• WRITTEN INSTRUCTION: Please give back only the stretch from the line that contains "Output each element" through the line that contains "- question-10-text-cont: ( )元。: [46, 525, 146, 549]", with "bounding box" swapped for "box coordinates" and everything else unchanged. Leave the pictures out of your answer.

• DATA RECORDS:
══════════

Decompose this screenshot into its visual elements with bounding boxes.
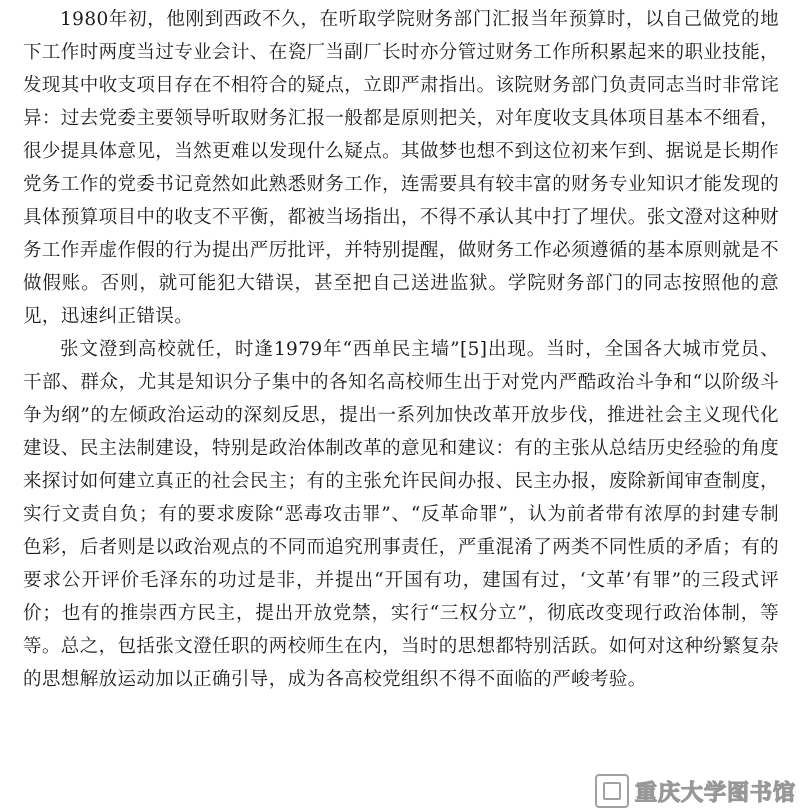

══════════

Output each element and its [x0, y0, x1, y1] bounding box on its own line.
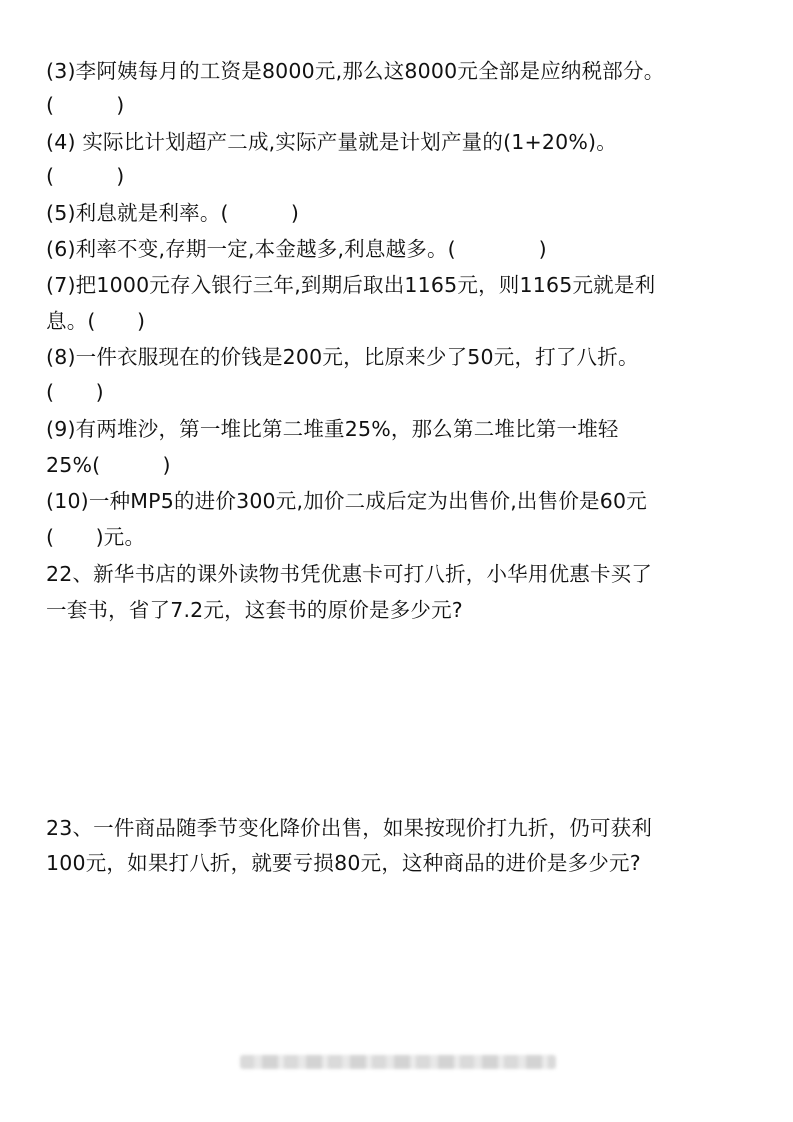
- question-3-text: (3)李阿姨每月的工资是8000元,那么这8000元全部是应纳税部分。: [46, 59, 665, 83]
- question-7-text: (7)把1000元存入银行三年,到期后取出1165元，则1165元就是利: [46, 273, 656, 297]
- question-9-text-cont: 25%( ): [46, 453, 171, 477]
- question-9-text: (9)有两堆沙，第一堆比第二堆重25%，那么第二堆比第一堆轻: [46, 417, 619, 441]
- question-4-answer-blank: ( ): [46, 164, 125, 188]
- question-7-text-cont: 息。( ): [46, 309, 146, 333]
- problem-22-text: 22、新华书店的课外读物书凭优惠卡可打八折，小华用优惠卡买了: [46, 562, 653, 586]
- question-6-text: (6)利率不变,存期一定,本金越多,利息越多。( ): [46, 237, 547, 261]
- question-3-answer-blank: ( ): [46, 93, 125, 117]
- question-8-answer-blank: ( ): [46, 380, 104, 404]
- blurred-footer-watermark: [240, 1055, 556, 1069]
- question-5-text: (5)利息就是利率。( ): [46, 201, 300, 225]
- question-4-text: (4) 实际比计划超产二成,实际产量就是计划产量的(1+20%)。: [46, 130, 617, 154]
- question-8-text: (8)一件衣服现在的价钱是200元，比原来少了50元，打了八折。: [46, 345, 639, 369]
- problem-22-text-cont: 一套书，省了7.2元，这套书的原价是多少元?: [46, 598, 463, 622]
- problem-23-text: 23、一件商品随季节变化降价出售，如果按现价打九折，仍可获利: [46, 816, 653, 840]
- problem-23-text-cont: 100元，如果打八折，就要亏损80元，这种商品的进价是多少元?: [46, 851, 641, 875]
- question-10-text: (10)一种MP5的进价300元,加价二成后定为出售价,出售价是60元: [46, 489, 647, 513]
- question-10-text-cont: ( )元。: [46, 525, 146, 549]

══════════

• FINAL ANSWER:
Output each element and its [x0, y0, x1, y1] box coordinates on its own line.
- question-3-text: (3)李阿姨每月的工资是8000元,那么这8000元全部是应纳税部分。: [46, 59, 665, 83]
- question-7-text: (7)把1000元存入银行三年,到期后取出1165元，则1165元就是利: [46, 273, 656, 297]
- question-9-text-cont: 25%( ): [46, 453, 171, 477]
- question-9-text: (9)有两堆沙，第一堆比第二堆重25%，那么第二堆比第一堆轻: [46, 417, 619, 441]
- question-4-answer-blank: ( ): [46, 164, 125, 188]
- question-7-text-cont: 息。( ): [46, 309, 146, 333]
- problem-22-text: 22、新华书店的课外读物书凭优惠卡可打八折，小华用优惠卡买了: [46, 562, 653, 586]
- question-6-text: (6)利率不变,存期一定,本金越多,利息越多。( ): [46, 237, 547, 261]
- question-3-answer-blank: ( ): [46, 93, 125, 117]
- question-8-answer-blank: ( ): [46, 380, 104, 404]
- blurred-footer-watermark: [240, 1055, 556, 1069]
- question-5-text: (5)利息就是利率。( ): [46, 201, 300, 225]
- question-4-text: (4) 实际比计划超产二成,实际产量就是计划产量的(1+20%)。: [46, 130, 617, 154]
- question-8-text: (8)一件衣服现在的价钱是200元，比原来少了50元，打了八折。: [46, 345, 639, 369]
- problem-22-text-cont: 一套书，省了7.2元，这套书的原价是多少元?: [46, 598, 463, 622]
- problem-23-text: 23、一件商品随季节变化降价出售，如果按现价打九折，仍可获利: [46, 816, 653, 840]
- problem-23-text-cont: 100元，如果打八折，就要亏损80元，这种商品的进价是多少元?: [46, 851, 641, 875]
- question-10-text: (10)一种MP5的进价300元,加价二成后定为出售价,出售价是60元: [46, 489, 647, 513]
- question-10-text-cont: ( )元。: [46, 525, 146, 549]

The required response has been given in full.